»»

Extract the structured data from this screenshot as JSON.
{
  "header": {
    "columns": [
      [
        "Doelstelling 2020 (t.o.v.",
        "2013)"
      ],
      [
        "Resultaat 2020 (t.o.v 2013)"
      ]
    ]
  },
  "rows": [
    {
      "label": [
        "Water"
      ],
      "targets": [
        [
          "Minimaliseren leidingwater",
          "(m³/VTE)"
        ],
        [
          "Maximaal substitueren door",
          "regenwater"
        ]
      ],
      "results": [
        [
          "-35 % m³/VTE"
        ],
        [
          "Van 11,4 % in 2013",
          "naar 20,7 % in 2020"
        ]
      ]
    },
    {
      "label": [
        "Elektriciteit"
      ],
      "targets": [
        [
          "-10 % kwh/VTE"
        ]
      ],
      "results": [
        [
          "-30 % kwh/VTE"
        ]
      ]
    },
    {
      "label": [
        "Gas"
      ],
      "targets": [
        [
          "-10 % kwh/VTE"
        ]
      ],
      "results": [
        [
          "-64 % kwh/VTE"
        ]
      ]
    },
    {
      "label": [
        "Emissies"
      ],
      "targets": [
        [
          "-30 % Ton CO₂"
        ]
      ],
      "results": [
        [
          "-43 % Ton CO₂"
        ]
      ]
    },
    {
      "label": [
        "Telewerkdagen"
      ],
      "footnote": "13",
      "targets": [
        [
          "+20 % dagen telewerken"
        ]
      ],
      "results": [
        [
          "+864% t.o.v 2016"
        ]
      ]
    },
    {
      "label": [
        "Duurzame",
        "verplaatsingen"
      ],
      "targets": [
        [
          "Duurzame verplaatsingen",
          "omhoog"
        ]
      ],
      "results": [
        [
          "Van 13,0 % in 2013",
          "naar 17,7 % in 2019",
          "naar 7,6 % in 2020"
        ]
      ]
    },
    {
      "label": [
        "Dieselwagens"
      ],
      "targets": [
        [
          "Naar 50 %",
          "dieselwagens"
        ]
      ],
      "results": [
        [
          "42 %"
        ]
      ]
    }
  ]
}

««

WRITTEN INSTRUCTION: Copy every line verbatim.

FINISHED EXERCISE:
Extract the structured data from this screenshot as JSON.
{
  "header": {
    "columns": [
      [
        "Doelstelling 2020 (t.o.v.",
        "2013)"
      ],
      [
        "Resultaat 2020 (t.o.v 2013)"
      ]
    ]
  },
  "rows": [
    {
      "label": [
        "Water"
      ],
      "targets": [
        [
          "Minimaliseren leidingwater",
          "(m³/VTE)"
        ],
        [
          "Maximaal substitueren door",
          "regenwater"
        ]
      ],
      "results": [
        [
          "-35 % m³/VTE"
        ],
        [
          "Van 11,4 % in 2013",
          "naar 20,7 % in 2020"
        ]
      ]
    },
    {
      "label": [
        "Elektriciteit"
      ],
      "targets": [
        [
          "-10 % kwh/VTE"
        ]
      ],
      "results": [
        [
          "-30 % kwh/VTE"
        ]
      ]
    },
    {
      "label": [
        "Gas"
      ],
      "targets": [
        [
          "-10 % kwh/VTE"
        ]
      ],
      "results": [
        [
          "-64 % kwh/VTE"
        ]
      ]
    },
    {
      "label": [
        "Emissies"
      ],
      "targets": [
        [
          "-30 % Ton CO₂"
        ]
      ],
      "results": [
        [
          "-43 % Ton CO₂"
        ]
      ]
    },
    {
      "label": [
        "Telewerkdagen"
      ],
      "footnote": "13",
      "targets": [
        [
          "+20 % dagen telewerken"
        ]
      ],
      "results": [
        [
          "+864% t.o.v 2016"
        ]
      ]
    },
    {
      "label": [
        "Duurzame",
        "verplaatsingen"
      ],
      "targets": [
        [
          "Duurzame verplaatsingen",
          "omhoog"
        ]
      ],
      "results": [
        [
          "Van 13,0 % in 2013",
          "naar 17,7 % in 2019",
          "naar 7,6 % in 2020"
        ]
      ]
    },
    {
      "label": [
        "Dieselwagens"
      ],
      "targets": [
        [
          "Naar 50 %",
          "dieselwagens"
        ]
      ],
      "results": [
        [
          "42 %"
        ]
      ]
    }
  ]
}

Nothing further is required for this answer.